[Entries taken from a collection]
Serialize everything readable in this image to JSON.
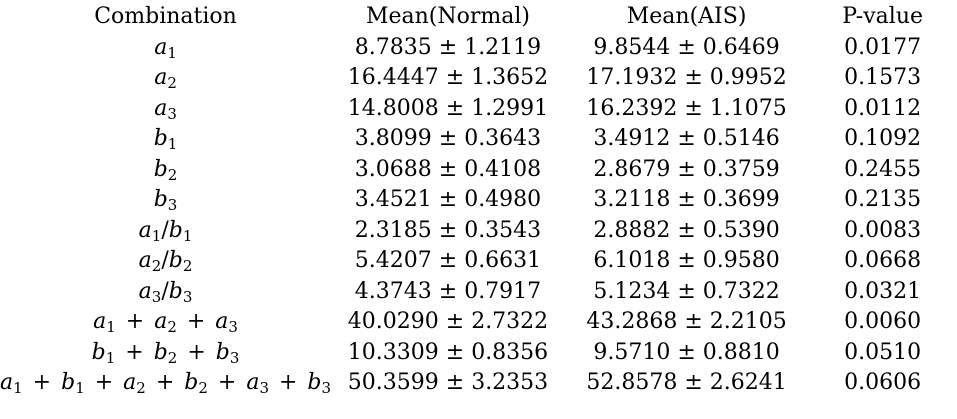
{
  "table": {
    "headers": [
      "Combination",
      "Mean(Normal)",
      "Mean(AIS)",
      "P-value"
    ],
    "rows": [
      {
        "combo": "a_1",
        "normal": "8.7835 ± 1.2119",
        "ais": "9.8544 ± 0.6469",
        "p": "0.0177",
        "bold": true
      },
      {
        "combo": "a_2",
        "normal": "16.4447 ± 1.3652",
        "ais": "17.1932 ± 0.9952",
        "p": "0.1573",
        "bold": false
      },
      {
        "combo": "a_3",
        "normal": "14.8008 ± 1.2991",
        "ais": "16.2392 ± 1.1075",
        "p": "0.0112",
        "bold": true
      },
      {
        "combo": "b_1",
        "normal": "3.8099 ± 0.3643",
        "ais": "3.4912 ± 0.5146",
        "p": "0.1092",
        "bold": false
      },
      {
        "combo": "b_2",
        "normal": "3.0688 ± 0.4108",
        "ais": "2.8679 ± 0.3759",
        "p": "0.2455",
        "bold": false
      },
      {
        "combo": "b_3",
        "normal": "3.4521 ± 0.4980",
        "ais": "3.2118 ± 0.3699",
        "p": "0.2135",
        "bold": false
      },
      {
        "combo": "a_1/b_1",
        "normal": "2.3185 ± 0.3543",
        "ais": "2.8882 ± 0.5390",
        "p": "0.0083",
        "bold": true
      },
      {
        "combo": "a_2/b_2",
        "normal": "5.4207 ± 0.6631",
        "ais": "6.1018 ± 0.9580",
        "p": "0.0668",
        "bold": false
      },
      {
        "combo": "a_3/b_3",
        "normal": "4.3743 ± 0.7917",
        "ais": "5.1234 ± 0.7322",
        "p": "0.0321",
        "bold": true
      },
      {
        "combo": "a_1 + a_2 + a_3",
        "normal": "40.0290 ± 2.7322",
        "ais": "43.2868 ± 2.2105",
        "p": "0.0060",
        "bold": true
      },
      {
        "combo": "b_1 + b_2 + b_3",
        "normal": "10.3309 ± 0.8356",
        "ais": "9.5710 ± 0.8810",
        "p": "0.0510",
        "bold": false
      },
      {
        "combo": "a_1 + b_1 + a_2 + b_2 + a_3 + b_3",
        "normal": "50.3599 ± 3.2353",
        "ais": "52.8578 ± 2.6241",
        "p": "0.0606",
        "bold": false
      }
    ]
  }
}
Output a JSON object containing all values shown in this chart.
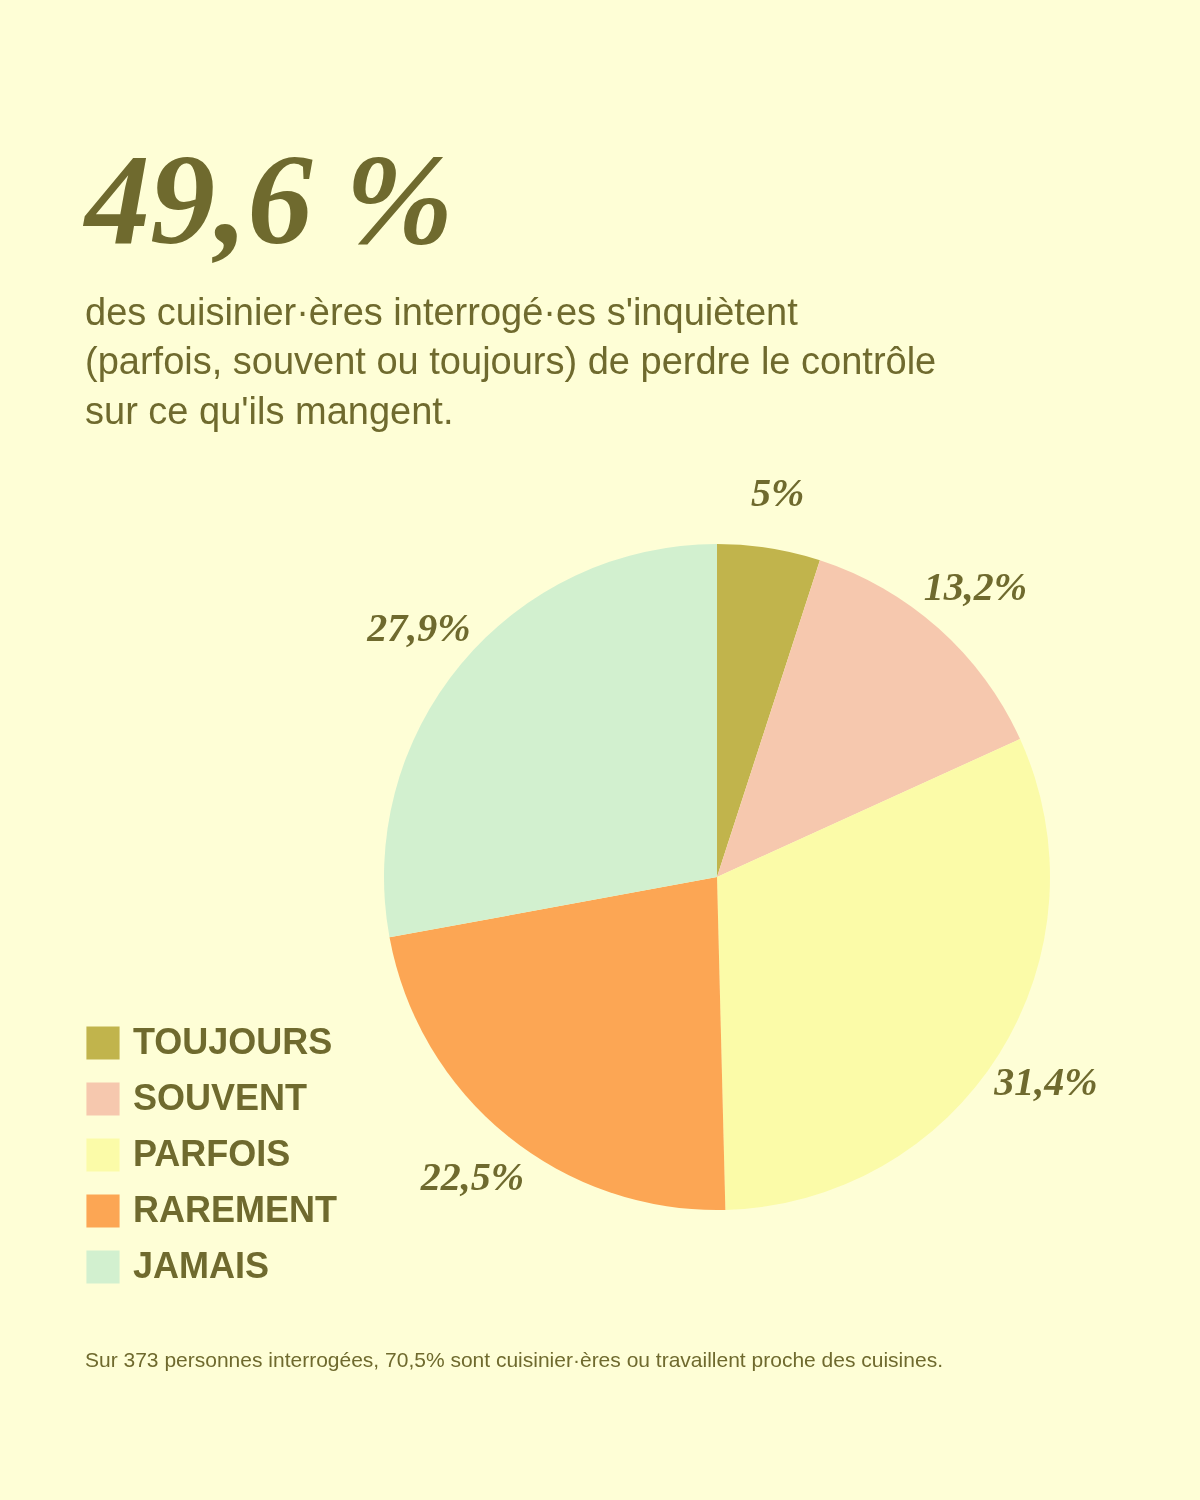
{
  "chart_data": {
    "type": "pie",
    "title": "49,6 %",
    "subtitle": "des cuisinier·ères interrogé·es s'inquiètent\n(parfois, souvent ou toujours) de perdre le contrôle\nsur ce qu'ils mangent.",
    "categories": [
      "TOUJOURS",
      "SOUVENT",
      "PARFOIS",
      "RAREMENT",
      "JAMAIS"
    ],
    "values": [
      5,
      13.2,
      31.4,
      22.5,
      27.9
    ],
    "colors": [
      "#c1b44c",
      "#f6c8ae",
      "#fbfba8",
      "#fca654",
      "#d2f0cf"
    ],
    "value_labels": [
      "5%",
      "13,2%",
      "31,4%",
      "22,5%",
      "27,9%"
    ],
    "legend": "bottom left",
    "annotations": [
      "Sur 373 personnes interrogées, 70,5% sont cuisinier·ères ou travaillent proche des cuisines."
    ]
  }
}
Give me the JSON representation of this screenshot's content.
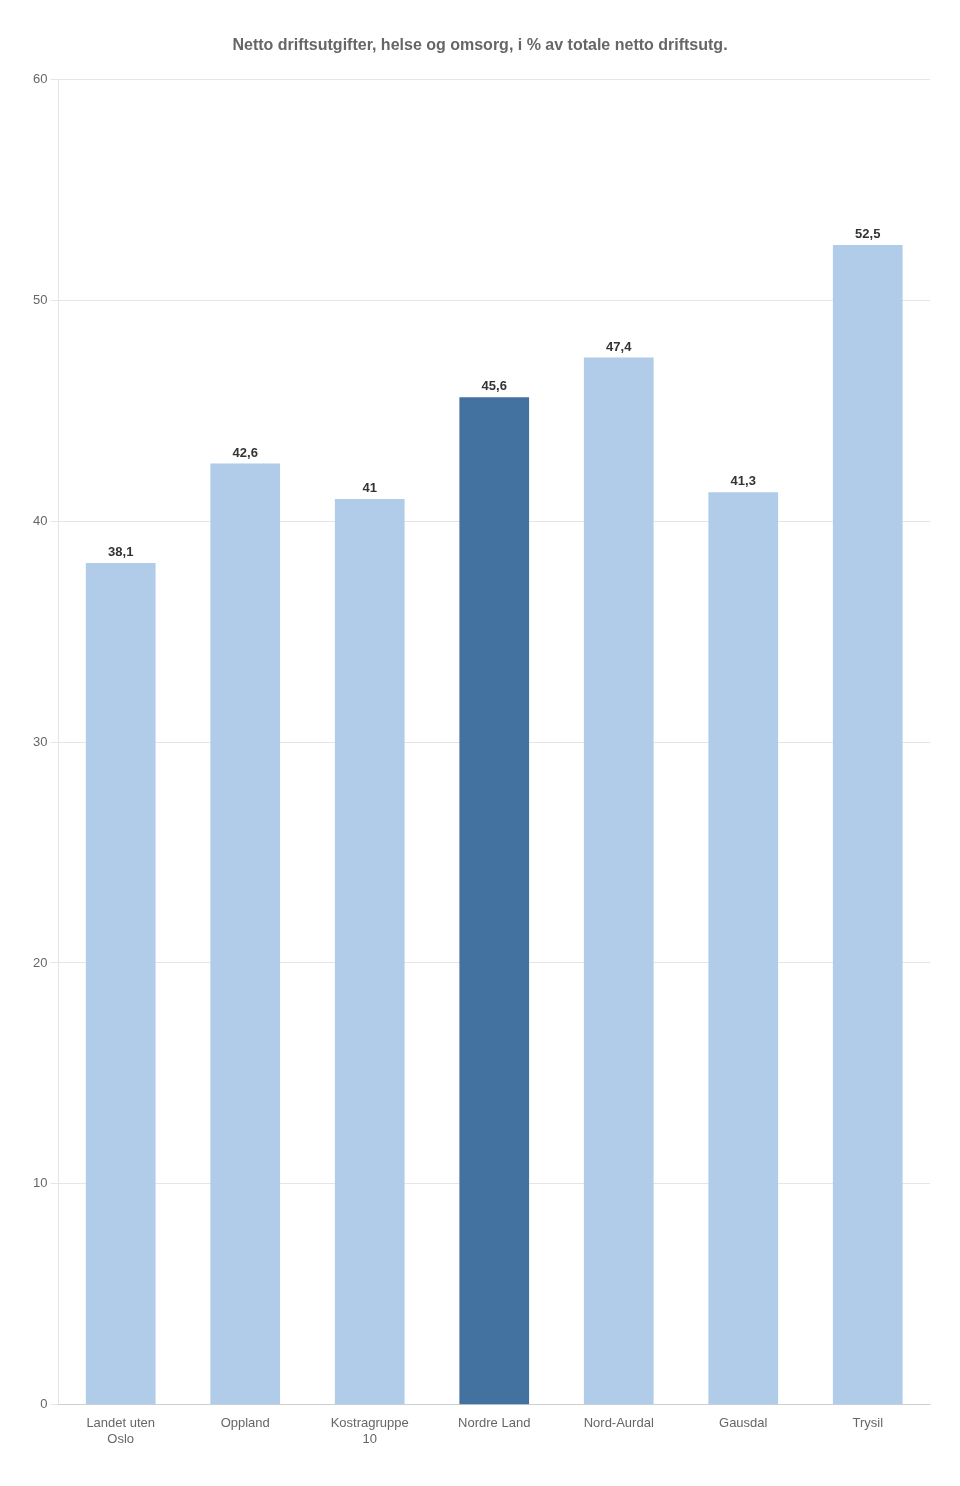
{
  "chart_data": {
    "type": "bar",
    "title": "Netto driftsutgifter, helse og omsorg, i % av totale netto driftsutg.",
    "categories": [
      "Landet uten\nOslo",
      "Oppland",
      "Kostragruppe\n10",
      "Nordre Land",
      "Nord-Aurdal",
      "Gausdal",
      "Trysil"
    ],
    "values": [
      38.1,
      42.6,
      41.0,
      45.6,
      47.4,
      41.3,
      52.5
    ],
    "value_labels": [
      "38,1",
      "42,6",
      "41",
      "45,6",
      "47,4",
      "41,3",
      "52,5"
    ],
    "colors": [
      "#b0cce8",
      "#b0cce8",
      "#b0cce8",
      "#4472a0",
      "#b0cce8",
      "#b0cce8",
      "#b0cce8"
    ],
    "ylim": [
      0,
      60
    ],
    "yticks": [
      0,
      10,
      20,
      30,
      40,
      50,
      60
    ],
    "grid": true,
    "data_labels": true
  }
}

■ **Required task**
Of all the lines in the entries, how many contain the word "combo"? Give only the number.

■ **Full response**
12